Structured figure records
(begin)
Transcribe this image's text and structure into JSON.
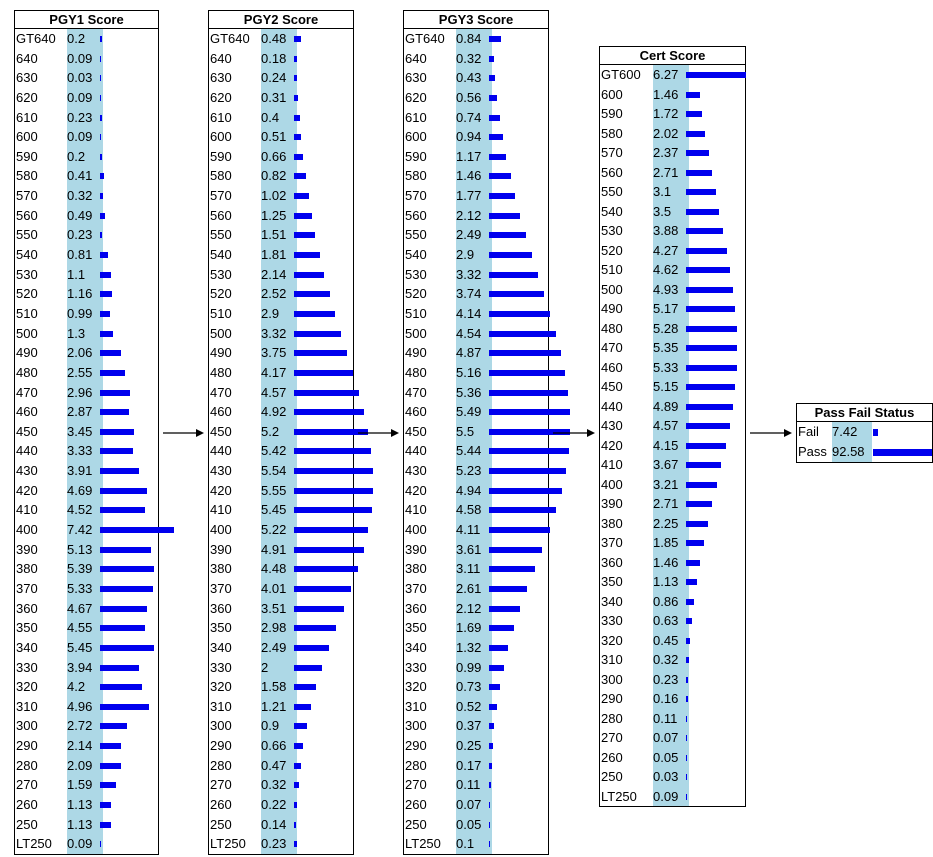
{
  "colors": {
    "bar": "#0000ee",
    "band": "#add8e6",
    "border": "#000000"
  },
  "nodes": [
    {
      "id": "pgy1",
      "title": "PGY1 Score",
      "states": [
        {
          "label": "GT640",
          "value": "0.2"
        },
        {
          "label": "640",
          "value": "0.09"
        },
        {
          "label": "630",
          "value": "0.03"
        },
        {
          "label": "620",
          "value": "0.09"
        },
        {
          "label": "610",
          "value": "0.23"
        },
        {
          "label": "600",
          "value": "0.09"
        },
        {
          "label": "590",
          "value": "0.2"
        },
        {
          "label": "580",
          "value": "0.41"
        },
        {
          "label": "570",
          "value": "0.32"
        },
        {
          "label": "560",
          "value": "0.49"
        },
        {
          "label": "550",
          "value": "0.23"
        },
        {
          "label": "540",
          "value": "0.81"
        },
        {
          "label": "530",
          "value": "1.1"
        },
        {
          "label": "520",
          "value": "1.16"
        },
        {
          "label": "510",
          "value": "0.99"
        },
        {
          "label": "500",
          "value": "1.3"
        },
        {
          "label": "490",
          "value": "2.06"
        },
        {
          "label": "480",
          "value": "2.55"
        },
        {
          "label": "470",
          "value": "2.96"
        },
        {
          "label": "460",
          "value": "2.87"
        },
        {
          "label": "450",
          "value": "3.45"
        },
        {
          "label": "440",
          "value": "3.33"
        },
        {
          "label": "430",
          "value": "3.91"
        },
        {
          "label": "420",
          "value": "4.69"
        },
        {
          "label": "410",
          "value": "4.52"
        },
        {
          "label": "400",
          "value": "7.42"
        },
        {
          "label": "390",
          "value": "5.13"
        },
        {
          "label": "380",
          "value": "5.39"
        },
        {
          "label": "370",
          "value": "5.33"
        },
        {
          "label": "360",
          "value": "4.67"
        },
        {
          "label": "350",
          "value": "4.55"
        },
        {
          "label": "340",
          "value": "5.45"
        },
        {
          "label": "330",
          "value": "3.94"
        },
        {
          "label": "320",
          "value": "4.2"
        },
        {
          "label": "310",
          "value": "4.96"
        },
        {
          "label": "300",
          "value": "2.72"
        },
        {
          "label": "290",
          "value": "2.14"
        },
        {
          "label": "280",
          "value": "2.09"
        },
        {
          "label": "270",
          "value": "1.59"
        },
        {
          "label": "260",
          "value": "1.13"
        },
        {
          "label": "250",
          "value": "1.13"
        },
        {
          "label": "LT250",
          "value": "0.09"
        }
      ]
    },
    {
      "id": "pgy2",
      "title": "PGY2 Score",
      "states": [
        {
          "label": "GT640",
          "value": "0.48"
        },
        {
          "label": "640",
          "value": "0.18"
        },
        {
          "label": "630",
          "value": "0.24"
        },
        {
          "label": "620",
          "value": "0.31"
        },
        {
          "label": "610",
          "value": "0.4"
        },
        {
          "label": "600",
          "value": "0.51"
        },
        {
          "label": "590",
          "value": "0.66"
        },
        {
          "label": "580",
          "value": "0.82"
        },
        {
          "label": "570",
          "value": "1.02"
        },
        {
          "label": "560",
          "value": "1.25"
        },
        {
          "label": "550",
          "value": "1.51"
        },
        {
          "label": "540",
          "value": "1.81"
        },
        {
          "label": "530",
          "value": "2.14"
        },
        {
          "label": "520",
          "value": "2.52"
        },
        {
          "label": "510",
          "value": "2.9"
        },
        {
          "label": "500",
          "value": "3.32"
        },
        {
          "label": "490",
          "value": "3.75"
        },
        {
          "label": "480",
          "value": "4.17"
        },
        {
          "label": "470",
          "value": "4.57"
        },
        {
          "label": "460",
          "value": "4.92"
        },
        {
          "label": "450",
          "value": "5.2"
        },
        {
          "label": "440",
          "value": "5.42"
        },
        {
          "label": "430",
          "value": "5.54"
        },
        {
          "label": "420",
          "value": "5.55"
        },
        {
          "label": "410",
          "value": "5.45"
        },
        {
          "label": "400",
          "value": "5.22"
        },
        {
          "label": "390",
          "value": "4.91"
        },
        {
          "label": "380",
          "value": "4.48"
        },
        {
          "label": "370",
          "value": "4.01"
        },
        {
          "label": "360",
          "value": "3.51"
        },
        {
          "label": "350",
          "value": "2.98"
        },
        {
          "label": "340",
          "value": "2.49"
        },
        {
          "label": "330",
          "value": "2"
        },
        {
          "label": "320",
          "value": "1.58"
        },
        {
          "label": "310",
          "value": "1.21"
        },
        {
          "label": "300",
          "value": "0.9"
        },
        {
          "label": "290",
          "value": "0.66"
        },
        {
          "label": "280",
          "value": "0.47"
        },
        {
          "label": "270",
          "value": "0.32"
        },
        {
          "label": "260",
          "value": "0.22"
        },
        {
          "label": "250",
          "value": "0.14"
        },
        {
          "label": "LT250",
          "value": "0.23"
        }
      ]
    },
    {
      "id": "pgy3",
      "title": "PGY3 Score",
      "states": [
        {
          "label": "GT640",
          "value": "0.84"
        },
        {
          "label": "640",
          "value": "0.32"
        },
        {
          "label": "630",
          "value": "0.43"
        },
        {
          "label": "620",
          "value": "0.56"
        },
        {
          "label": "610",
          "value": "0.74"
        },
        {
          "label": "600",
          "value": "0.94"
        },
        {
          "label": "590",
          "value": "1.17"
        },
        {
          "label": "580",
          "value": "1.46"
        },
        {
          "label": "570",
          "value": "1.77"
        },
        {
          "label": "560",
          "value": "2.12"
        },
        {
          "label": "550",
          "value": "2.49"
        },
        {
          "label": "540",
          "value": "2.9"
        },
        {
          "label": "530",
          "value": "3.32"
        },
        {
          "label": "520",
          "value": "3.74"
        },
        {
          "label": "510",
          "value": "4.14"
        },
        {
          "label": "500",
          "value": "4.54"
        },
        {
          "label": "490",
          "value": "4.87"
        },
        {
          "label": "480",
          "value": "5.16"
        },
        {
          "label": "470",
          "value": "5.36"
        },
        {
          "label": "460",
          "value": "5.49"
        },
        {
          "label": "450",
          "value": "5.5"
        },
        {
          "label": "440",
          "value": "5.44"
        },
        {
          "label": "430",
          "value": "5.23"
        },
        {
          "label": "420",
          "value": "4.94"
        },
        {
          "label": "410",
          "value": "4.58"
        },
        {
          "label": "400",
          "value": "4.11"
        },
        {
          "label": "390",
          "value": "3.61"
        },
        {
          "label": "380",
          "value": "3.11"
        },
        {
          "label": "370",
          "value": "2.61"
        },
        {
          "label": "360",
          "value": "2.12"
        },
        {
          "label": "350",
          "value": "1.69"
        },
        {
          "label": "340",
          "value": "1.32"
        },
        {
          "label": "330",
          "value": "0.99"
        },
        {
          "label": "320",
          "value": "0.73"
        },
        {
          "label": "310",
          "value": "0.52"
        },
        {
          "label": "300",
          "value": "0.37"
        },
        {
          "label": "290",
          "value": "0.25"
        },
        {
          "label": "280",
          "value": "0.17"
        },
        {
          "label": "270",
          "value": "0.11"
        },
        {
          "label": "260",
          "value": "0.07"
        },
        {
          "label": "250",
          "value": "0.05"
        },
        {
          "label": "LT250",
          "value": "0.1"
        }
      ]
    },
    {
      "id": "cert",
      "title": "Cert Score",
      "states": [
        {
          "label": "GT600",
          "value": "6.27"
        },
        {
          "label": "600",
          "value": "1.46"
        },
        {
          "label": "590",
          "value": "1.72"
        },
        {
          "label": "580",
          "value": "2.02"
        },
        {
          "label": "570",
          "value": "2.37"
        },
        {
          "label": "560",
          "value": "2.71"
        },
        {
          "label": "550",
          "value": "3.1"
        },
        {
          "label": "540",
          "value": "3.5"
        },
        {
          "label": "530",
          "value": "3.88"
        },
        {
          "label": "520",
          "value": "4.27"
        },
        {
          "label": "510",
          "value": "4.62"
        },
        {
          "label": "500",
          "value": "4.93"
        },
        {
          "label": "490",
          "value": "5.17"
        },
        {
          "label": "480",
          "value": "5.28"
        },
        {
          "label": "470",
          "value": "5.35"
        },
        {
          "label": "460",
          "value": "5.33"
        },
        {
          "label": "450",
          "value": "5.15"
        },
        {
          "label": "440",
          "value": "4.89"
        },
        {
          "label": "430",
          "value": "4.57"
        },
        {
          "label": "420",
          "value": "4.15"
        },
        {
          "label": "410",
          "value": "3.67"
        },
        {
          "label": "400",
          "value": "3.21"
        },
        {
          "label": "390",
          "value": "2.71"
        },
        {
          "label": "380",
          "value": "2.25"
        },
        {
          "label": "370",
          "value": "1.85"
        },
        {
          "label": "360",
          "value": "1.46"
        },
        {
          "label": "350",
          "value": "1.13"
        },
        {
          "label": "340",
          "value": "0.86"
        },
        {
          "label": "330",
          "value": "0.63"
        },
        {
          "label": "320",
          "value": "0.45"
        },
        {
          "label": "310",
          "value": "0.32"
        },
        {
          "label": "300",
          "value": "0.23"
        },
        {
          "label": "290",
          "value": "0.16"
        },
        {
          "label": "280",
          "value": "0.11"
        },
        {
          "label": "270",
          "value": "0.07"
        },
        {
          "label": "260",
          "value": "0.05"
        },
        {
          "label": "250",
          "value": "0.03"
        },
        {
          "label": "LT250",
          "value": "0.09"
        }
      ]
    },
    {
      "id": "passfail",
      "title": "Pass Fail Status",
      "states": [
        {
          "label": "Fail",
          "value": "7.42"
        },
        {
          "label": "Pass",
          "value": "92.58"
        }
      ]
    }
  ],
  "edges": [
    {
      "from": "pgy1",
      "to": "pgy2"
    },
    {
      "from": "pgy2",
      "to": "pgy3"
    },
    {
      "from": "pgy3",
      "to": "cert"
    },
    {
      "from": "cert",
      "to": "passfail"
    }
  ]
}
(end)
**GIVEN TASK**
Copy out every line in the entries above that holds "Score".

**ANSWER FOR THIS EXERCISE**
      "title": "PGY1 Score",
      "title": "PGY2 Score",
      "title": "PGY3 Score",
      "title": "Cert Score",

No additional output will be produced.